### Do this
Print every line of the listing exactly, please.

### Dataset rows
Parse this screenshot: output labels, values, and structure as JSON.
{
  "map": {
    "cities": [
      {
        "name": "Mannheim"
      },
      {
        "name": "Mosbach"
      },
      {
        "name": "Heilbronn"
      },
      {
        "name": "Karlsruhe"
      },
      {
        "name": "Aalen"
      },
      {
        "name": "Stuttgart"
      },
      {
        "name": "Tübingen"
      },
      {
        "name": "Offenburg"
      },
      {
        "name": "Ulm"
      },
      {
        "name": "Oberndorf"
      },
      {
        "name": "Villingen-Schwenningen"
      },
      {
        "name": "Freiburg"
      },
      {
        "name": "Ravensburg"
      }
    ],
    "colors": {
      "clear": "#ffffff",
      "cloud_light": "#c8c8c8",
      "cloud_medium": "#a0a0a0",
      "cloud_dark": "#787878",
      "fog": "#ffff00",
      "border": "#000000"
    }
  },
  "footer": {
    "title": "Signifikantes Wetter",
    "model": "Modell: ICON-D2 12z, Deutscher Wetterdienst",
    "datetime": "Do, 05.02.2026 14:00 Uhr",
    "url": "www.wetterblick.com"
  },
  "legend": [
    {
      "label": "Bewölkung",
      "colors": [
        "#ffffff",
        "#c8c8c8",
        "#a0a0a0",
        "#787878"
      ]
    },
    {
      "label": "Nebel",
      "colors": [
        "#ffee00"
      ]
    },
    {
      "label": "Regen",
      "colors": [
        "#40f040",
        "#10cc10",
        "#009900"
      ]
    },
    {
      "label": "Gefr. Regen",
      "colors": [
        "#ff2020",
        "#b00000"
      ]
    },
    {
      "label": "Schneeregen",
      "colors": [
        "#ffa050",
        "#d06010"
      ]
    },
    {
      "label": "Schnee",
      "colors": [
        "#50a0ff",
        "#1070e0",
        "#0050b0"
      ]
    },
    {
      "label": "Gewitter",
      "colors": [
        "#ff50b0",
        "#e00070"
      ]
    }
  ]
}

### The answer
Parse this screenshot: output labels, values, and structure as JSON.
{
  "map": {
    "cities": [
      {
        "name": "Mannheim"
      },
      {
        "name": "Mosbach"
      },
      {
        "name": "Heilbronn"
      },
      {
        "name": "Karlsruhe"
      },
      {
        "name": "Aalen"
      },
      {
        "name": "Stuttgart"
      },
      {
        "name": "Tübingen"
      },
      {
        "name": "Offenburg"
      },
      {
        "name": "Ulm"
      },
      {
        "name": "Oberndorf"
      },
      {
        "name": "Villingen-Schwenningen"
      },
      {
        "name": "Freiburg"
      },
      {
        "name": "Ravensburg"
      }
    ],
    "colors": {
      "clear": "#ffffff",
      "cloud_light": "#c8c8c8",
      "cloud_medium": "#a0a0a0",
      "cloud_dark": "#787878",
      "fog": "#ffff00",
      "border": "#000000"
    }
  },
  "footer": {
    "title": "Signifikantes Wetter",
    "model": "Modell: ICON-D2 12z, Deutscher Wetterdienst",
    "datetime": "Do, 05.02.2026 14:00 Uhr",
    "url": "www.wetterblick.com"
  },
  "legend": [
    {
      "label": "Bewölkung",
      "colors": [
        "#ffffff",
        "#c8c8c8",
        "#a0a0a0",
        "#787878"
      ]
    },
    {
      "label": "Nebel",
      "colors": [
        "#ffee00"
      ]
    },
    {
      "label": "Regen",
      "colors": [
        "#40f040",
        "#10cc10",
        "#009900"
      ]
    },
    {
      "label": "Gefr. Regen",
      "colors": [
        "#ff2020",
        "#b00000"
      ]
    },
    {
      "label": "Schneeregen",
      "colors": [
        "#ffa050",
        "#d06010"
      ]
    },
    {
      "label": "Schnee",
      "colors": [
        "#50a0ff",
        "#1070e0",
        "#0050b0"
      ]
    },
    {
      "label": "Gewitter",
      "colors": [
        "#ff50b0",
        "#e00070"
      ]
    }
  ]
}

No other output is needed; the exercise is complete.